>> Begin DATA SHOWN

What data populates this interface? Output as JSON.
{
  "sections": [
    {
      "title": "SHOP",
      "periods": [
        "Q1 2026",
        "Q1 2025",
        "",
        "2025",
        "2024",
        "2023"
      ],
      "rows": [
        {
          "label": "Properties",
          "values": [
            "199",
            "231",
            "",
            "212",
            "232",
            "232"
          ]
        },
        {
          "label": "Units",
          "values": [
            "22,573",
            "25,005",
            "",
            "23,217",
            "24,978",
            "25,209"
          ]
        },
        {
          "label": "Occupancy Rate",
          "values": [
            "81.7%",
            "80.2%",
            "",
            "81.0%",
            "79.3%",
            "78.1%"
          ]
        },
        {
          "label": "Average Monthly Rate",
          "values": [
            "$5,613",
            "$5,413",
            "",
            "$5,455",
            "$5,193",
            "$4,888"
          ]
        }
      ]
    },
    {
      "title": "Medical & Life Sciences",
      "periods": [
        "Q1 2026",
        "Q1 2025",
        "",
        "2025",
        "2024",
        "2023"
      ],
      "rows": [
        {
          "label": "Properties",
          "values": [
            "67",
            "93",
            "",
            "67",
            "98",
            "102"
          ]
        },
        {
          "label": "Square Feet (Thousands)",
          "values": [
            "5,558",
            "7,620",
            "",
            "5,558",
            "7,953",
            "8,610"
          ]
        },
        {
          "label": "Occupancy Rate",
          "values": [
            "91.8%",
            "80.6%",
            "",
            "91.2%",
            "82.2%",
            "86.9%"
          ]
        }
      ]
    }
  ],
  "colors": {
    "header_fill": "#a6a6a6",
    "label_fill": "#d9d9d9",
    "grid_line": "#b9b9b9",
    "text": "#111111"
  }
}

>> End DATA SHOWN

**EXERCISE DETAILS**. Return all the data above once more, precisely as given.

**ANSWER TO THE TASK**.
What data populates this interface? Output as JSON.
{
  "sections": [
    {
      "title": "SHOP",
      "periods": [
        "Q1 2026",
        "Q1 2025",
        "",
        "2025",
        "2024",
        "2023"
      ],
      "rows": [
        {
          "label": "Properties",
          "values": [
            "199",
            "231",
            "",
            "212",
            "232",
            "232"
          ]
        },
        {
          "label": "Units",
          "values": [
            "22,573",
            "25,005",
            "",
            "23,217",
            "24,978",
            "25,209"
          ]
        },
        {
          "label": "Occupancy Rate",
          "values": [
            "81.7%",
            "80.2%",
            "",
            "81.0%",
            "79.3%",
            "78.1%"
          ]
        },
        {
          "label": "Average Monthly Rate",
          "values": [
            "$5,613",
            "$5,413",
            "",
            "$5,455",
            "$5,193",
            "$4,888"
          ]
        }
      ]
    },
    {
      "title": "Medical & Life Sciences",
      "periods": [
        "Q1 2026",
        "Q1 2025",
        "",
        "2025",
        "2024",
        "2023"
      ],
      "rows": [
        {
          "label": "Properties",
          "values": [
            "67",
            "93",
            "",
            "67",
            "98",
            "102"
          ]
        },
        {
          "label": "Square Feet (Thousands)",
          "values": [
            "5,558",
            "7,620",
            "",
            "5,558",
            "7,953",
            "8,610"
          ]
        },
        {
          "label": "Occupancy Rate",
          "values": [
            "91.8%",
            "80.6%",
            "",
            "91.2%",
            "82.2%",
            "86.9%"
          ]
        }
      ]
    }
  ],
  "colors": {
    "header_fill": "#a6a6a6",
    "label_fill": "#d9d9d9",
    "grid_line": "#b9b9b9",
    "text": "#111111"
  }
}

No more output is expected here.